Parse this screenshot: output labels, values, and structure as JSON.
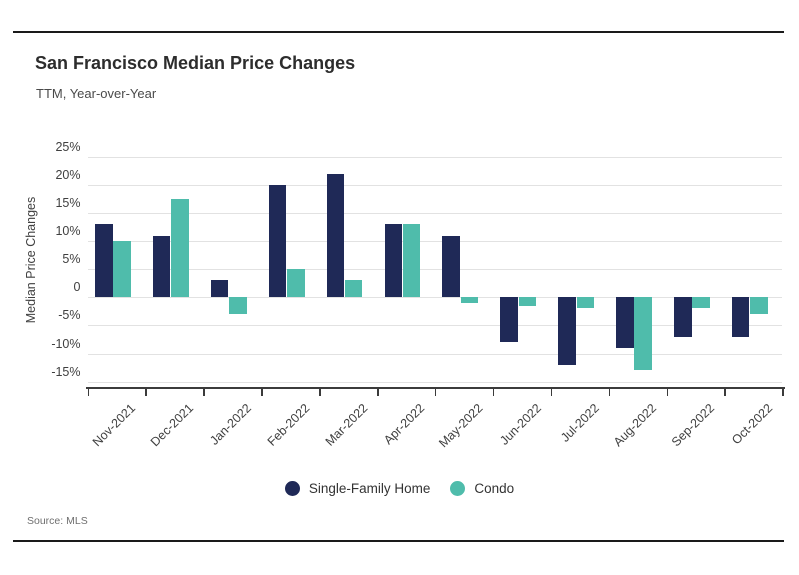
{
  "header": {
    "title": "San Francisco Median Price Changes",
    "subtitle": "TTM, Year-over-Year"
  },
  "y_axis": {
    "label": "Median Price Changes",
    "ticks": [
      {
        "label": "25%",
        "value": 25
      },
      {
        "label": "20%",
        "value": 20
      },
      {
        "label": "15%",
        "value": 15
      },
      {
        "label": "10%",
        "value": 10
      },
      {
        "label": "5%",
        "value": 5
      },
      {
        "label": "0",
        "value": 0
      },
      {
        "label": "-5%",
        "value": -5
      },
      {
        "label": "-10%",
        "value": -10
      },
      {
        "label": "-15%",
        "value": -15
      }
    ]
  },
  "legend": {
    "items": [
      {
        "label": "Single-Family Home",
        "color": "#1f2957"
      },
      {
        "label": "Condo",
        "color": "#4fbcab"
      }
    ]
  },
  "source": {
    "text": "Source: MLS"
  },
  "colors": {
    "single_family": "#1f2957",
    "condo": "#4fbcab",
    "grid": "#e2e2e2",
    "axis": "#3b3b3b"
  },
  "chart_data": {
    "type": "bar",
    "title": "San Francisco Median Price Changes",
    "subtitle": "TTM, Year-over-Year",
    "ylabel": "Median Price Changes",
    "ylim": [
      -16.5,
      26
    ],
    "grid": "horizontal",
    "legend_position": "bottom",
    "categories": [
      "Nov-2021",
      "Dec-2021",
      "Jan-2022",
      "Feb-2022",
      "Mar-2022",
      "Apr-2022",
      "May-2022",
      "Jun-2022",
      "Jul-2022",
      "Aug-2022",
      "Sep-2022",
      "Oct-2022"
    ],
    "series": [
      {
        "name": "Single-Family Home",
        "color": "#1f2957",
        "values": [
          13,
          11,
          3,
          20,
          22,
          13,
          11,
          -8,
          -12,
          -9,
          -7,
          -7
        ]
      },
      {
        "name": "Condo",
        "color": "#4fbcab",
        "values": [
          10,
          17.5,
          -3,
          5,
          3,
          13,
          -1,
          -1.5,
          -2,
          -13,
          -2,
          -3
        ]
      }
    ]
  }
}
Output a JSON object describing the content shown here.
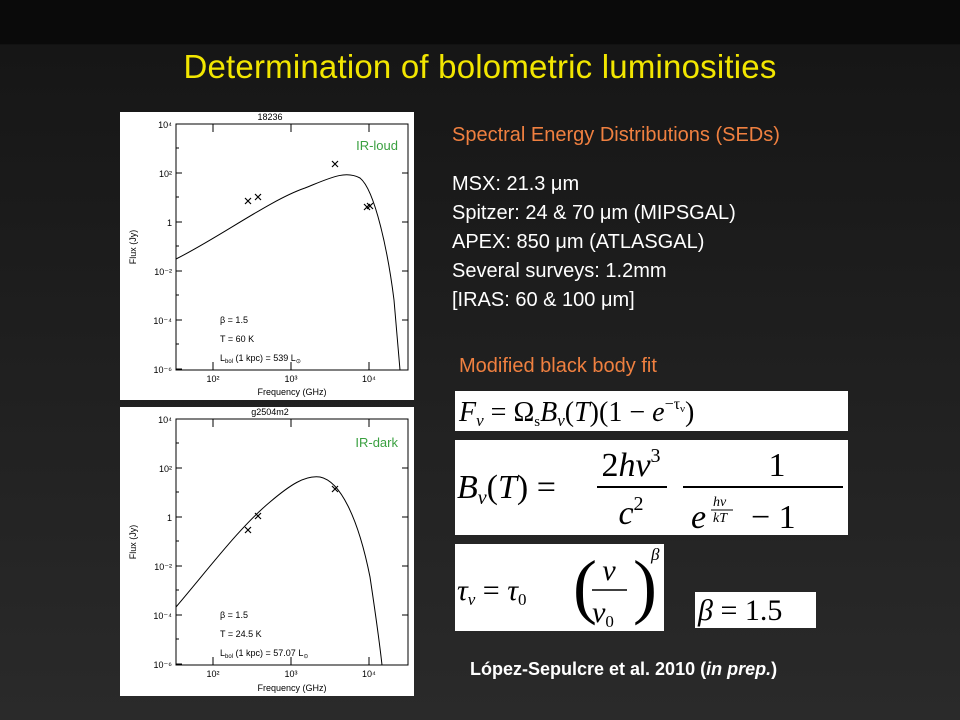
{
  "slide": {
    "title": "Determination of bolometric luminosities",
    "sed_title": "Spectral Energy Distributions (SEDs)",
    "surveys": [
      "MSX: 21.3 μm",
      "Spitzer: 24 & 70 μm (MIPSGAL)",
      "APEX: 850 μm (ATLASGAL)",
      "Several surveys: 1.2mm",
      "[IRAS: 60 & 100 μm]"
    ],
    "fit_title": "Modified black body fit",
    "citation_main": "López-Sepulcre et al. 2010 (",
    "citation_italic": "in prep.",
    "citation_end": ")"
  },
  "equations": {
    "eq1": "F_ν = Ω_s B_ν(T)(1 − e^{−τ_ν})",
    "eq2": "B_ν(T) = (2hν³ / c²) · 1 / (e^{hν/kT} − 1)",
    "eq3": "τ_ν = τ_0 (ν/ν_0)^β",
    "eq4": "β = 1.5"
  },
  "plots": [
    {
      "name": "18236",
      "tag": "IR-loud",
      "ylabel": "Flux (Jy)",
      "xlabel": "Frequency (GHz)",
      "yticks": [
        "10⁴",
        "10²",
        "1",
        "10⁻²",
        "10⁻⁴",
        "10⁻⁶"
      ],
      "xticks": [
        "10²",
        "10³",
        "10⁴"
      ],
      "params": [
        "β = 1.5",
        "T = 60 K"
      ],
      "lbol_prefix": "L",
      "lbol_sub": "bol",
      "lbol_text": " (1 kpc) = 539 L",
      "lbol_sun": "⊙"
    },
    {
      "name": "g2504m2",
      "tag": "IR-dark",
      "ylabel": "Flux (Jy)",
      "xlabel": "Frequency (GHz)",
      "yticks": [
        "10⁴",
        "10²",
        "1",
        "10⁻²",
        "10⁻⁴",
        "10⁻⁶"
      ],
      "xticks": [
        "10²",
        "10³",
        "10⁴"
      ],
      "params": [
        "β = 1.5",
        "T = 24.5 K"
      ],
      "lbol_prefix": "L",
      "lbol_sub": "bol",
      "lbol_text": " (1 kpc) = 57.07 L",
      "lbol_sun": "⊙"
    }
  ]
}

## [Exercise prompt]
Identify each line containing the string "Changes" and copy it out.

## [Response to this task]
    "title": "San Francisco Median Price Changes",
    "label": "Median Price Changes",
    "title": "San Francisco Median Price Changes",
    "ylabel": "Median Price Changes",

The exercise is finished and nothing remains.